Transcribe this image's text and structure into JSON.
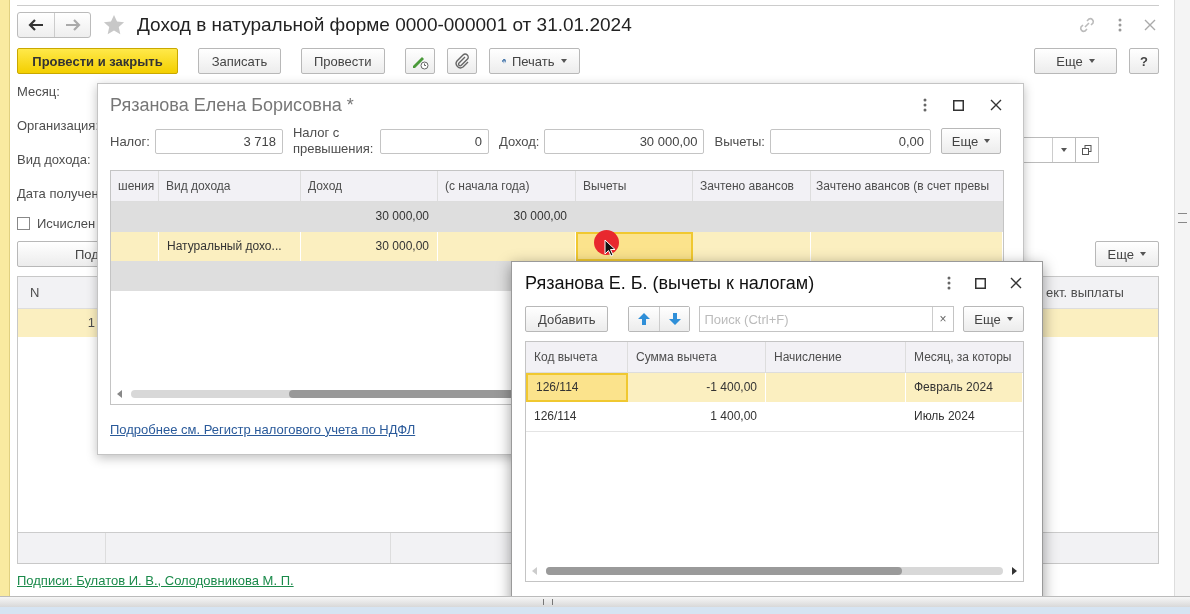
{
  "window": {
    "title": "Доход в натуральной форме 0000-000001 от 31.01.2024",
    "favorite": false
  },
  "toolbar": [
    {
      "kind": "primary",
      "label": "Провести и закрыть"
    },
    {
      "kind": "plain",
      "label": "Записать"
    },
    {
      "kind": "plain",
      "label": "Провести"
    },
    {
      "kind": "edit"
    },
    {
      "kind": "attach"
    },
    {
      "kind": "print",
      "label": "Печать"
    }
  ],
  "toolbar_right": {
    "more": "Еще",
    "help": "?"
  },
  "fields": [
    {
      "kind": "label",
      "label": "Месяц:"
    },
    {
      "kind": "label",
      "label": "Организация:"
    },
    {
      "kind": "select",
      "label": "Вид дохода:"
    },
    {
      "kind": "label",
      "label": "Дата получен"
    }
  ],
  "calculate_checkbox": {
    "label": "Исчислен",
    "checked": false
  },
  "table_toolbar": {
    "button": "Под",
    "more": "Еще"
  },
  "table": {
    "columns": [
      "N",
      "ект. выплаты"
    ],
    "rows": [
      {
        "number": "1",
        "selected": true
      }
    ]
  },
  "signatures_link": "Подписи: Булатов И. В., Солодовникова М. П.",
  "employee_dialog": {
    "title": "Рязанова Елена Борисовна *",
    "active": false,
    "fields": [
      {
        "label": "Налог:",
        "value": "3 718"
      },
      {
        "label": "Налог с превышения:",
        "value": "0"
      },
      {
        "label": "Доход:",
        "value": "30 000,00"
      },
      {
        "label": "Вычеты:",
        "value": "0,00"
      }
    ],
    "more": "Еще",
    "columns": [
      {
        "kind": "text",
        "label": "шения"
      },
      {
        "kind": "text",
        "label": "Вид дохода"
      },
      {
        "kind": "number",
        "label": "Доход"
      },
      {
        "kind": "number",
        "label": "(с начала года)"
      },
      {
        "kind": "number",
        "label": "Вычеты"
      },
      {
        "kind": "number",
        "label": "Зачтено авансов"
      },
      {
        "kind": "number",
        "label": "Зачтено авансов (в счет превы"
      }
    ],
    "rows": [
      {
        "kind": "total",
        "selected": false,
        "cells": [
          {
            "current": false
          },
          {
            "current": false
          },
          {
            "text": "30 000,00",
            "current": false
          },
          {
            "text": "30 000,00",
            "current": false
          },
          {
            "current": false
          },
          {
            "current": false
          },
          {
            "current": false
          }
        ]
      },
      {
        "kind": "data",
        "selected": true,
        "cells": [
          {
            "current": false
          },
          {
            "text": "Натуральный дохо...",
            "current": false
          },
          {
            "text": "30 000,00",
            "current": false
          },
          {
            "current": false
          },
          {
            "current": true
          },
          {
            "current": false
          },
          {
            "current": false
          }
        ]
      },
      {
        "kind": "total",
        "selected": false
      }
    ],
    "link": "Подробнее см. Регистр налогового учета по НДФЛ"
  },
  "deductions_dialog": {
    "title": "Рязанова Е. Б. (вычеты к налогам)",
    "active": true,
    "add": "Добавить",
    "search_placeholder": "Поиск (Ctrl+F)",
    "clear": "×",
    "more": "Еще",
    "columns": [
      {
        "kind": "text",
        "label": "Код вычета"
      },
      {
        "kind": "number",
        "label": "Сумма вычета"
      },
      {
        "kind": "text",
        "label": "Начисление"
      },
      {
        "kind": "text",
        "label": "Месяц, за которы"
      }
    ],
    "rows": [
      {
        "selected": true,
        "cells": [
          {
            "text": "126/114",
            "current": true
          },
          {
            "text": "-1 400,00",
            "current": false
          },
          {
            "current": false
          },
          {
            "text": "Февраль 2024",
            "current": false
          }
        ]
      },
      {
        "selected": false,
        "cells": [
          {
            "text": "126/114",
            "current": false
          },
          {
            "text": "1 400,00",
            "current": false
          },
          {
            "current": false
          },
          {
            "text": "Июль 2024",
            "current": false
          }
        ]
      }
    ]
  }
}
****************************************
- **What is expected**
Leave out the pictures and output the rest of the material exactly as written.

- **The answer**
Transcribe this image's text and structure into JSON.
{
  "window": {
    "title": "Доход в натуральной форме 0000-000001 от 31.01.2024",
    "favorite": false
  },
  "toolbar": [
    {
      "kind": "primary",
      "label": "Провести и закрыть"
    },
    {
      "kind": "plain",
      "label": "Записать"
    },
    {
      "kind": "plain",
      "label": "Провести"
    },
    {
      "kind": "edit"
    },
    {
      "kind": "attach"
    },
    {
      "kind": "print",
      "label": "Печать"
    }
  ],
  "toolbar_right": {
    "more": "Еще",
    "help": "?"
  },
  "fields": [
    {
      "kind": "label",
      "label": "Месяц:"
    },
    {
      "kind": "label",
      "label": "Организация:"
    },
    {
      "kind": "select",
      "label": "Вид дохода:"
    },
    {
      "kind": "label",
      "label": "Дата получен"
    }
  ],
  "calculate_checkbox": {
    "label": "Исчислен",
    "checked": false
  },
  "table_toolbar": {
    "button": "Под",
    "more": "Еще"
  },
  "table": {
    "columns": [
      "N",
      "ект. выплаты"
    ],
    "rows": [
      {
        "number": "1",
        "selected": true
      }
    ]
  },
  "signatures_link": "Подписи: Булатов И. В., Солодовникова М. П.",
  "employee_dialog": {
    "title": "Рязанова Елена Борисовна *",
    "active": false,
    "fields": [
      {
        "label": "Налог:",
        "value": "3 718"
      },
      {
        "label": "Налог с превышения:",
        "value": "0"
      },
      {
        "label": "Доход:",
        "value": "30 000,00"
      },
      {
        "label": "Вычеты:",
        "value": "0,00"
      }
    ],
    "more": "Еще",
    "columns": [
      {
        "kind": "text",
        "label": "шения"
      },
      {
        "kind": "text",
        "label": "Вид дохода"
      },
      {
        "kind": "number",
        "label": "Доход"
      },
      {
        "kind": "number",
        "label": "(с начала года)"
      },
      {
        "kind": "number",
        "label": "Вычеты"
      },
      {
        "kind": "number",
        "label": "Зачтено авансов"
      },
      {
        "kind": "number",
        "label": "Зачтено авансов (в счет превы"
      }
    ],
    "rows": [
      {
        "kind": "total",
        "selected": false,
        "cells": [
          {
            "current": false
          },
          {
            "current": false
          },
          {
            "text": "30 000,00",
            "current": false
          },
          {
            "text": "30 000,00",
            "current": false
          },
          {
            "current": false
          },
          {
            "current": false
          },
          {
            "current": false
          }
        ]
      },
      {
        "kind": "data",
        "selected": true,
        "cells": [
          {
            "current": false
          },
          {
            "text": "Натуральный дохо...",
            "current": false
          },
          {
            "text": "30 000,00",
            "current": false
          },
          {
            "current": false
          },
          {
            "current": true
          },
          {
            "current": false
          },
          {
            "current": false
          }
        ]
      },
      {
        "kind": "total",
        "selected": false
      }
    ],
    "link": "Подробнее см. Регистр налогового учета по НДФЛ"
  },
  "deductions_dialog": {
    "title": "Рязанова Е. Б. (вычеты к налогам)",
    "active": true,
    "add": "Добавить",
    "search_placeholder": "Поиск (Ctrl+F)",
    "clear": "×",
    "more": "Еще",
    "columns": [
      {
        "kind": "text",
        "label": "Код вычета"
      },
      {
        "kind": "number",
        "label": "Сумма вычета"
      },
      {
        "kind": "text",
        "label": "Начисление"
      },
      {
        "kind": "text",
        "label": "Месяц, за которы"
      }
    ],
    "rows": [
      {
        "selected": true,
        "cells": [
          {
            "text": "126/114",
            "current": true
          },
          {
            "text": "-1 400,00",
            "current": false
          },
          {
            "current": false
          },
          {
            "text": "Февраль 2024",
            "current": false
          }
        ]
      },
      {
        "selected": false,
        "cells": [
          {
            "text": "126/114",
            "current": false
          },
          {
            "text": "1 400,00",
            "current": false
          },
          {
            "current": false
          },
          {
            "text": "Июль 2024",
            "current": false
          }
        ]
      }
    ]
  }
}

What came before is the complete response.